> [Estratto selezionato]
========

L’esclusione, è stato osservato, risponde a criteri di ragionevolezza, in quanto l’ordinanza del tribunale resa ai sensi dell’art. 309 cod. proc. pen. non comprime “ah origine” la libertà personale, ma costituisce una conferma processuale del provvedimento attraverso il quale siffatta limitazione venne geneticamente determinata (in tal senso, Sez. 1, n. 17905 del 19/01/2015, COGNOME, Rv. 263318; Sez. 6, n. 50766 de112/11/2014, Awoh, Rv. 261537).
Per tali ragioni, il provvedimento in oggetto nemmeno può essere ricondotto al novero degli altri atti di cui all’art. 143, comma 3, cod. proc. pen., quali possono essere ritenuti – eventualmente su richiesta dell’imputato o del suo difensore, ma anche su iniziativa della stessa autorità procedente – essenziali alla conoscenza e alla comprensione delle accuse che sostanziano l’addebito.
Simmetricamente, non può infine ritenersi integrata una violazione della garanzia convenzionale di cui all’art. 6 Convenzione EDU, preordinata al pieno ed effettivo esercizio dei diritti difensivi, perché la traduzione della ordinanza questione non appare indispensabile al fine di soddisfare gli obiettivi di piena informazione e conoscenza, la cui realizzazione anche la Convenzione europea riferisce espressamente al contenuto delle “accuse” a carico dell’imputato.

========

> [Voci del dataset]

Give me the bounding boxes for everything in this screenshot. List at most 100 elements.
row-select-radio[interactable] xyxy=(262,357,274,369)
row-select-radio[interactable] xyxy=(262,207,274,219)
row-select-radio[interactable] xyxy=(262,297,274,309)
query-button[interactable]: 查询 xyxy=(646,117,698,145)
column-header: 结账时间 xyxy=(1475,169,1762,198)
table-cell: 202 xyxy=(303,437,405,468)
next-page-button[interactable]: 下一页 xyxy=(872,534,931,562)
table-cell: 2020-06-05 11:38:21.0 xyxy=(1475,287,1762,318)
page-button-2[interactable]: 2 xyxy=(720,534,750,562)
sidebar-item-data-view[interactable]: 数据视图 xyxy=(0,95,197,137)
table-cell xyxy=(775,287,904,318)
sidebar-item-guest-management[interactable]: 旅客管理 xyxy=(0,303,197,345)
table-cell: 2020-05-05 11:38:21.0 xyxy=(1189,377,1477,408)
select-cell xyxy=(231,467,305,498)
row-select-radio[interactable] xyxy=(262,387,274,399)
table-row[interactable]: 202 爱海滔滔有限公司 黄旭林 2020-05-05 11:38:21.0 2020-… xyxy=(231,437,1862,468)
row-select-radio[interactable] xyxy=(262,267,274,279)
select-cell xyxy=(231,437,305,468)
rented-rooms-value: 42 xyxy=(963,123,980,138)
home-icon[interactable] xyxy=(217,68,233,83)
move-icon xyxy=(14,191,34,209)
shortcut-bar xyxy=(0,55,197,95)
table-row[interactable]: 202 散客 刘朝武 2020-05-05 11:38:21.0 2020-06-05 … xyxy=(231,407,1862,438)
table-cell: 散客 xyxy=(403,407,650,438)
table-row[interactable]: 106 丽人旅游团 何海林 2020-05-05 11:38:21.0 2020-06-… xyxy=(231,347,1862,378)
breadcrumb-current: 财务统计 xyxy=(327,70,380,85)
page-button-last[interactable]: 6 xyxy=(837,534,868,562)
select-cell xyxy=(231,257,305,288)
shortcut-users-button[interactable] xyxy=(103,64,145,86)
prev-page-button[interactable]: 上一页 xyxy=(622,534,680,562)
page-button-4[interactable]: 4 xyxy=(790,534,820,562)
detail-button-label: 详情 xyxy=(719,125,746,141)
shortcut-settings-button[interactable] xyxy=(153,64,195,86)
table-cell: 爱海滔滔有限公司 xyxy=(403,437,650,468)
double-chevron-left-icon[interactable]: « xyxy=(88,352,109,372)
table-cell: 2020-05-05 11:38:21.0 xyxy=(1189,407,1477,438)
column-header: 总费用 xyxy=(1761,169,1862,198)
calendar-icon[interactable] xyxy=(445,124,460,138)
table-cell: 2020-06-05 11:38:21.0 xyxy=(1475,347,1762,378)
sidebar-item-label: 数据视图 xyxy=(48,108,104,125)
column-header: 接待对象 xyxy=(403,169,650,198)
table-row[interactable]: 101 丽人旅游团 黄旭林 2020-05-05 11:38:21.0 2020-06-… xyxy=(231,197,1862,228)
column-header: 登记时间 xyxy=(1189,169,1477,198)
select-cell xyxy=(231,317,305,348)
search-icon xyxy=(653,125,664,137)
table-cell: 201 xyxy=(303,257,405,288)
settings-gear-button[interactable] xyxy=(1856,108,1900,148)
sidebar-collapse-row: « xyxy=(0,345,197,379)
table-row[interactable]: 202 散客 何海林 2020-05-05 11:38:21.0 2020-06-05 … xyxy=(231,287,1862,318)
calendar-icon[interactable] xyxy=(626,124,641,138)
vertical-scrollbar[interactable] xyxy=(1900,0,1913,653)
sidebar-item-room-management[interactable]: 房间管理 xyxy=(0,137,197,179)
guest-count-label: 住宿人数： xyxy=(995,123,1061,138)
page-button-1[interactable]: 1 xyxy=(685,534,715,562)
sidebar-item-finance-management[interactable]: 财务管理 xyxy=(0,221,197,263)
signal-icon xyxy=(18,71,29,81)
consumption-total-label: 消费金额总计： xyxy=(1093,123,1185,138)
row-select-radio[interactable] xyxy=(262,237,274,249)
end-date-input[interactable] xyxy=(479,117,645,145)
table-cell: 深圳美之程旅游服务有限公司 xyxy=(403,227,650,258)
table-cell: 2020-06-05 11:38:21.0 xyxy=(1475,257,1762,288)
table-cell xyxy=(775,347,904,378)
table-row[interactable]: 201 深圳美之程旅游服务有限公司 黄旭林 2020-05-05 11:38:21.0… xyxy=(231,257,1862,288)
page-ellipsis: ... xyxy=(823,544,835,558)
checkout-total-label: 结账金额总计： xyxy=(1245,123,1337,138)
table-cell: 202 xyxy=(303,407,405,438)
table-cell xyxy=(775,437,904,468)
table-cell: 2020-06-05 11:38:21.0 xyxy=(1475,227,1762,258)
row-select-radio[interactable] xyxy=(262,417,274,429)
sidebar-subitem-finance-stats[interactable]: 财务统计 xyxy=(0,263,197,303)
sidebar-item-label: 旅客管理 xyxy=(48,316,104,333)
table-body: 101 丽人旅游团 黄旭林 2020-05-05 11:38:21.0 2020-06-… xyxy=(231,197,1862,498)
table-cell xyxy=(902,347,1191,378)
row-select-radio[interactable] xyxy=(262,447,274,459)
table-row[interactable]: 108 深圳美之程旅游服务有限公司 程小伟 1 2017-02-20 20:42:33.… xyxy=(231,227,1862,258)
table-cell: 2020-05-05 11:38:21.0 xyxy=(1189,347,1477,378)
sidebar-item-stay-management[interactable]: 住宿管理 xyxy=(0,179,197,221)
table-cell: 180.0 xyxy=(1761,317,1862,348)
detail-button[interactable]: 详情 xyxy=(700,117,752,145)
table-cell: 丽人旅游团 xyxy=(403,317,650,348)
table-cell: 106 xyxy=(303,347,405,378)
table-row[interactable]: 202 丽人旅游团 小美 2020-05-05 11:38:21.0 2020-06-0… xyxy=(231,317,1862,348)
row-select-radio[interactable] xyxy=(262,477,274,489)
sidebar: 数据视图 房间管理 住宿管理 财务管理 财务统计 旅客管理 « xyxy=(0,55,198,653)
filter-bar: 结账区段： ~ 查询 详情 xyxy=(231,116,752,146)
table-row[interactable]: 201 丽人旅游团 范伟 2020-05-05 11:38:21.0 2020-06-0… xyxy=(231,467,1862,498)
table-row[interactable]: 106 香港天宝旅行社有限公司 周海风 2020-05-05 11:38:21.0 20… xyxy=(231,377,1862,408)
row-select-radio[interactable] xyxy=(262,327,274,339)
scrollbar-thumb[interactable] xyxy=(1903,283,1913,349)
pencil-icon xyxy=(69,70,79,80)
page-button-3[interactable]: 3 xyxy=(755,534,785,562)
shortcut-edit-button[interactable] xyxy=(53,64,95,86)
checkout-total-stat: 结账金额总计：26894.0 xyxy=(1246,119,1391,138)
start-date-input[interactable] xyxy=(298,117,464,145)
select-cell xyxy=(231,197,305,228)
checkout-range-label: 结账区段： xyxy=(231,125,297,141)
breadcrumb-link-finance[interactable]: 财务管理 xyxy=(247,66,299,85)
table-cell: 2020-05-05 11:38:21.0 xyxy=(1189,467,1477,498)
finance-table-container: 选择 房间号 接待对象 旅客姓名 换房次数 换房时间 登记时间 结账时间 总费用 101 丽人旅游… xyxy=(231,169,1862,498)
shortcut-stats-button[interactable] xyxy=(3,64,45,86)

========

> [Da svolgere]
a) Elenca tutte le disposizioni normative, con articolo e fonte, citate nell'estratto selezionato.
b) Secondo l'estratto selezionato, a che cosa la Convenzione europea riferisce espressamente la realizzazione degli obiettivi di piena informazione e conoscenza?
Le voci del dataset non hanno alcun ruolo in questo lavoro.

> [Risposte attese]
a) Art. 309 cod. proc. pen.; art. 143, comma 3, cod. proc. pen.; art. 6 Convenzione EDU.

b) Al contenuto delle "accuse" a carico dell'imputato.